→ **INFORMATION PROVIDED**

--

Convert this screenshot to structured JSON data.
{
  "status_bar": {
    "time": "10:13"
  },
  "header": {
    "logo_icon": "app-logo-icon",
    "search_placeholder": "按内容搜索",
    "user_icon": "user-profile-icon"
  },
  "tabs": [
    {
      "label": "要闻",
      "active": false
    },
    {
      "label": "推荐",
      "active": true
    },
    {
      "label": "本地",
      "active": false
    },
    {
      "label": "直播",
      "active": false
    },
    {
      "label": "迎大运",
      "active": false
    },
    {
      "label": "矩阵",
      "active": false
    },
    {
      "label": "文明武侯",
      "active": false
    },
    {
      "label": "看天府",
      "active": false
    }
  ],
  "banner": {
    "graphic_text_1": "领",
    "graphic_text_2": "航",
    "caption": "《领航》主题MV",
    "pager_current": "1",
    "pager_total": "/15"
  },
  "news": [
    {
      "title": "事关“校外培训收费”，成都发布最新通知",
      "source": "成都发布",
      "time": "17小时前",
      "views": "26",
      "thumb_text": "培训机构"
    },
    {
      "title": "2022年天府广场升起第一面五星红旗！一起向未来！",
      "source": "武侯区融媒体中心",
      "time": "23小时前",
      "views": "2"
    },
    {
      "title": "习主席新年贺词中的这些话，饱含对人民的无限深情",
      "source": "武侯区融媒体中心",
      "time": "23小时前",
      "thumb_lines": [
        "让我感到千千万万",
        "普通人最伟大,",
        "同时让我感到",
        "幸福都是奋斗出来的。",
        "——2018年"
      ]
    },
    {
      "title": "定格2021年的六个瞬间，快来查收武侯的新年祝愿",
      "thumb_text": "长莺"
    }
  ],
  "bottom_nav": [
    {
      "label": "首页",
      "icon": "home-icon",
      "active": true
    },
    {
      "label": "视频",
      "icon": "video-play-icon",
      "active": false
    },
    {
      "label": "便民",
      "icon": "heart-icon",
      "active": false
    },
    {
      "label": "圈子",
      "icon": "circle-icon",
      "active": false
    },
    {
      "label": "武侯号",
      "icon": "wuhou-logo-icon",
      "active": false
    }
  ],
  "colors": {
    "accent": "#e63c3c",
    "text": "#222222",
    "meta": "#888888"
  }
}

--

→ **EXERCISE OBJECTIVE**
Provide only the number of lines in the entries that hold the word "logo".

→ **REPLY TO THE TASK**
2